Exercise directions
The records below need retyping in full; give them again exactly.

Record list
=-=-=-=-=

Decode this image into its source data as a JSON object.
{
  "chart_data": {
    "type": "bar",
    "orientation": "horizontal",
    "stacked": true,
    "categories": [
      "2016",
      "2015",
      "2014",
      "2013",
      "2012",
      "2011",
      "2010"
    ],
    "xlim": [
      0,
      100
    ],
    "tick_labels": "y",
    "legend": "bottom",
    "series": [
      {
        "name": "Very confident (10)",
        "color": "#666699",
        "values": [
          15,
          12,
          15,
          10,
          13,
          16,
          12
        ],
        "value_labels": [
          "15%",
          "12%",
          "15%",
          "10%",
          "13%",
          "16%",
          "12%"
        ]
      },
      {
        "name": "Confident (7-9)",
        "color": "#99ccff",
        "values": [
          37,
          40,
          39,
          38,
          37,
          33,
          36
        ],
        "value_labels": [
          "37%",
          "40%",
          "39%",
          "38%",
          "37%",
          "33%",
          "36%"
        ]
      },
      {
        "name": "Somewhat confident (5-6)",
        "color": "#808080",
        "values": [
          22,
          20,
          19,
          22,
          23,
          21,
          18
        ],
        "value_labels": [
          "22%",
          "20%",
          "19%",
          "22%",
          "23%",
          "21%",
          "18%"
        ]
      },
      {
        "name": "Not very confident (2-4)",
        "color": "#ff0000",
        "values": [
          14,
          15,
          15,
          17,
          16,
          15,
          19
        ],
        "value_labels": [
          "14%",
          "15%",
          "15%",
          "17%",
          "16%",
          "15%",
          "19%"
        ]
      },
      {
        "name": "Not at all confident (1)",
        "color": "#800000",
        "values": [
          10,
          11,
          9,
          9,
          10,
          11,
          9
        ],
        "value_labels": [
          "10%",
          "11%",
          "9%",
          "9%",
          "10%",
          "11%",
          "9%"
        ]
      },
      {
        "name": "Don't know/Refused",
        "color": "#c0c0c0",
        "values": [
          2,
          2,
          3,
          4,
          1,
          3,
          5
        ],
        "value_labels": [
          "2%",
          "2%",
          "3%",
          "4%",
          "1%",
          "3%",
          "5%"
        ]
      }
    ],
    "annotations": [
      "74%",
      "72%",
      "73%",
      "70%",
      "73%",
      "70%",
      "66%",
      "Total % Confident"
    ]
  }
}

=-=-=-=-=

Answer to this task
Decode this image into its source data as a JSON object.
{
  "chart_data": {
    "type": "bar",
    "orientation": "horizontal",
    "stacked": true,
    "categories": [
      "2016",
      "2015",
      "2014",
      "2013",
      "2012",
      "2011",
      "2010"
    ],
    "xlim": [
      0,
      100
    ],
    "tick_labels": "y",
    "legend": "bottom",
    "series": [
      {
        "name": "Very confident (10)",
        "color": "#666699",
        "values": [
          15,
          12,
          15,
          10,
          13,
          16,
          12
        ],
        "value_labels": [
          "15%",
          "12%",
          "15%",
          "10%",
          "13%",
          "16%",
          "12%"
        ]
      },
      {
        "name": "Confident (7-9)",
        "color": "#99ccff",
        "values": [
          37,
          40,
          39,
          38,
          37,
          33,
          36
        ],
        "value_labels": [
          "37%",
          "40%",
          "39%",
          "38%",
          "37%",
          "33%",
          "36%"
        ]
      },
      {
        "name": "Somewhat confident (5-6)",
        "color": "#808080",
        "values": [
          22,
          20,
          19,
          22,
          23,
          21,
          18
        ],
        "value_labels": [
          "22%",
          "20%",
          "19%",
          "22%",
          "23%",
          "21%",
          "18%"
        ]
      },
      {
        "name": "Not very confident (2-4)",
        "color": "#ff0000",
        "values": [
          14,
          15,
          15,
          17,
          16,
          15,
          19
        ],
        "value_labels": [
          "14%",
          "15%",
          "15%",
          "17%",
          "16%",
          "15%",
          "19%"
        ]
      },
      {
        "name": "Not at all confident (1)",
        "color": "#800000",
        "values": [
          10,
          11,
          9,
          9,
          10,
          11,
          9
        ],
        "value_labels": [
          "10%",
          "11%",
          "9%",
          "9%",
          "10%",
          "11%",
          "9%"
        ]
      },
      {
        "name": "Don't know/Refused",
        "color": "#c0c0c0",
        "values": [
          2,
          2,
          3,
          4,
          1,
          3,
          5
        ],
        "value_labels": [
          "2%",
          "2%",
          "3%",
          "4%",
          "1%",
          "3%",
          "5%"
        ]
      }
    ],
    "annotations": [
      "74%",
      "72%",
      "73%",
      "70%",
      "73%",
      "70%",
      "66%",
      "Total % Confident"
    ]
  }
}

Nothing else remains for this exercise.